## Start The data

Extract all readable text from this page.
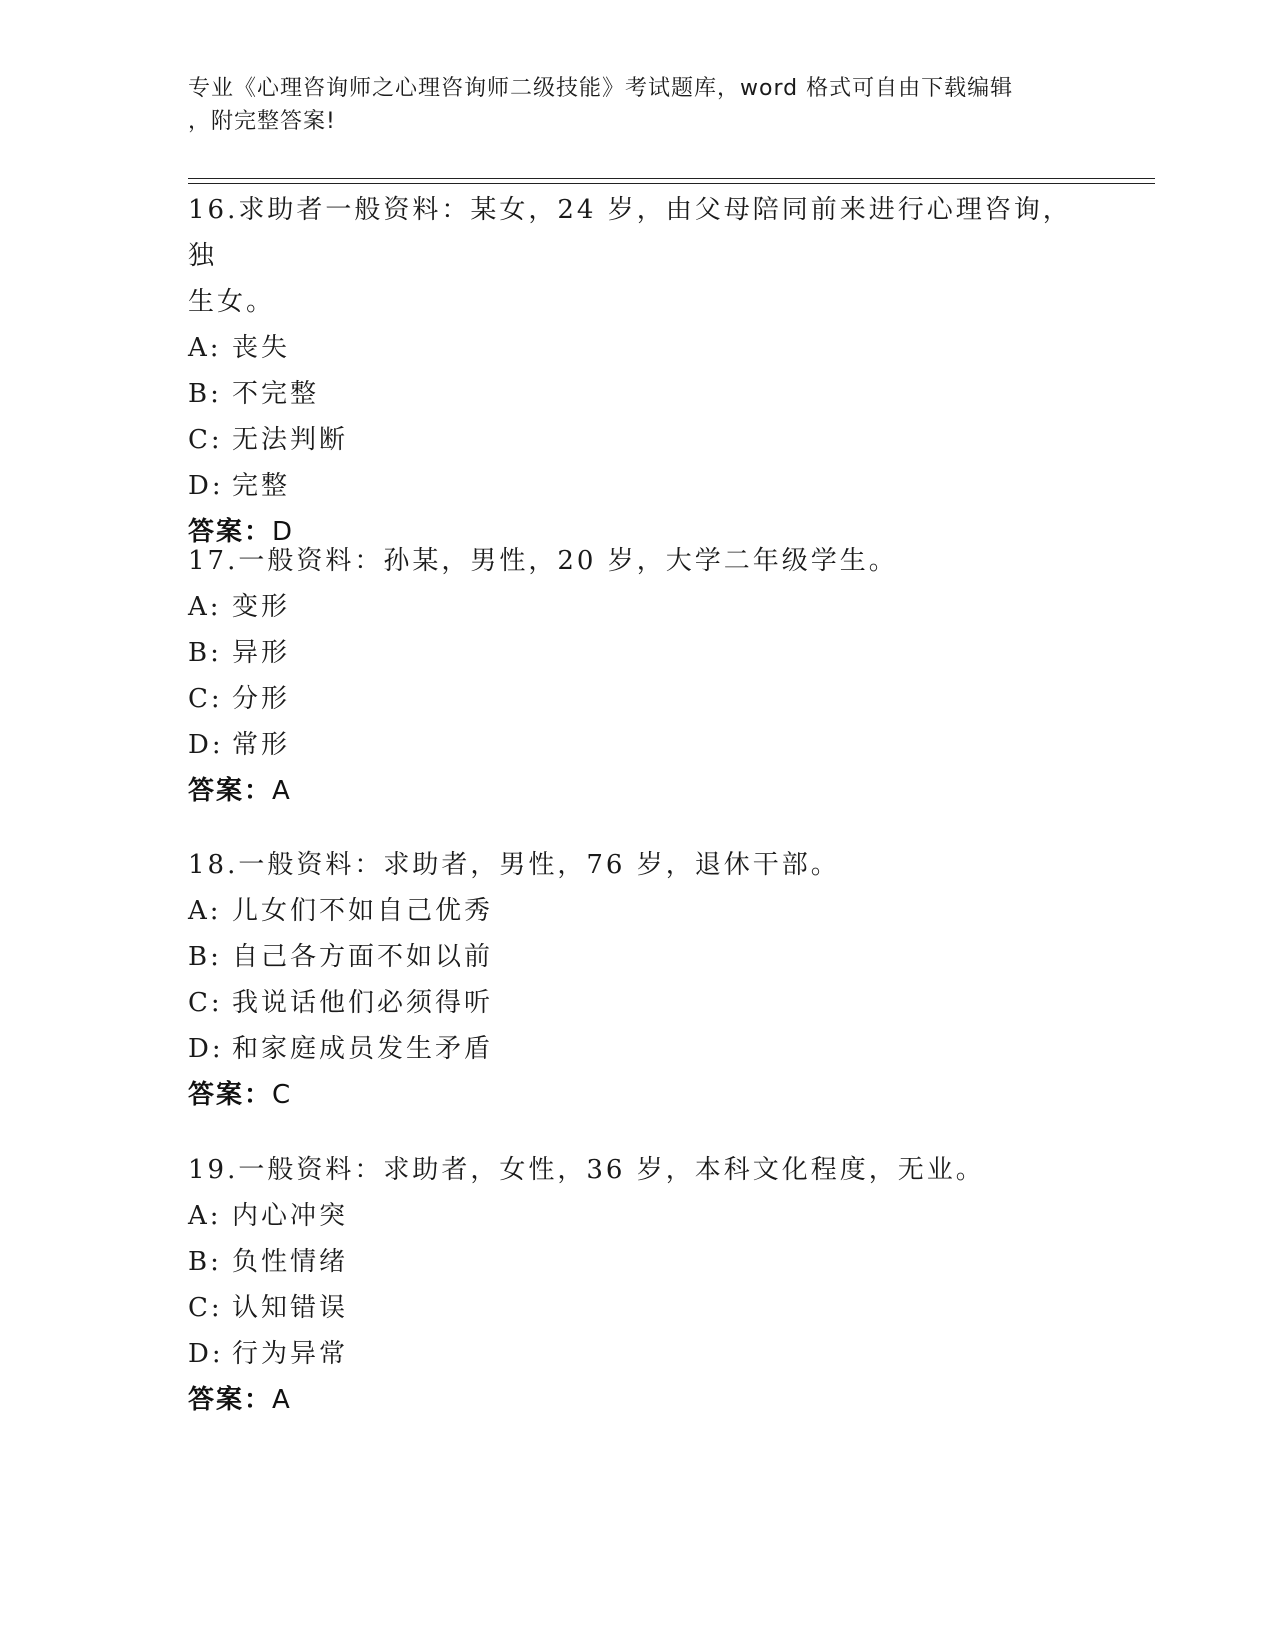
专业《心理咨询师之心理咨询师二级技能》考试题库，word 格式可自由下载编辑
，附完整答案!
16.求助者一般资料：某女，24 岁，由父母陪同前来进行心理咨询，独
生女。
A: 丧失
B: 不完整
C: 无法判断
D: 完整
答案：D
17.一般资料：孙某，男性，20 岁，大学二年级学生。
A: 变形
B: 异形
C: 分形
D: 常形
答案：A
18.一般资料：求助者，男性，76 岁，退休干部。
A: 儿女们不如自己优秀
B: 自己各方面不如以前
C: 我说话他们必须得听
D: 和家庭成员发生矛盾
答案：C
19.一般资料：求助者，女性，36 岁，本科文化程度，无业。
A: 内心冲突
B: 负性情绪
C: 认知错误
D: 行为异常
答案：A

## End The data

▶ [Exercise brief]:
Quote everything in the listing above exactly; pictures are the only thing to omit.

▶ [Exercise response]:
Extract all readable text from this page.
专业《心理咨询师之心理咨询师二级技能》考试题库，word 格式可自由下载编辑
，附完整答案!
16.求助者一般资料：某女，24 岁，由父母陪同前来进行心理咨询，独
生女。
A: 丧失
B: 不完整
C: 无法判断
D: 完整
答案：D
17.一般资料：孙某，男性，20 岁，大学二年级学生。
A: 变形
B: 异形
C: 分形
D: 常形
答案：A
18.一般资料：求助者，男性，76 岁，退休干部。
A: 儿女们不如自己优秀
B: 自己各方面不如以前
C: 我说话他们必须得听
D: 和家庭成员发生矛盾
答案：C
19.一般资料：求助者，女性，36 岁，本科文化程度，无业。
A: 内心冲突
B: 负性情绪
C: 认知错误
D: 行为异常
答案：A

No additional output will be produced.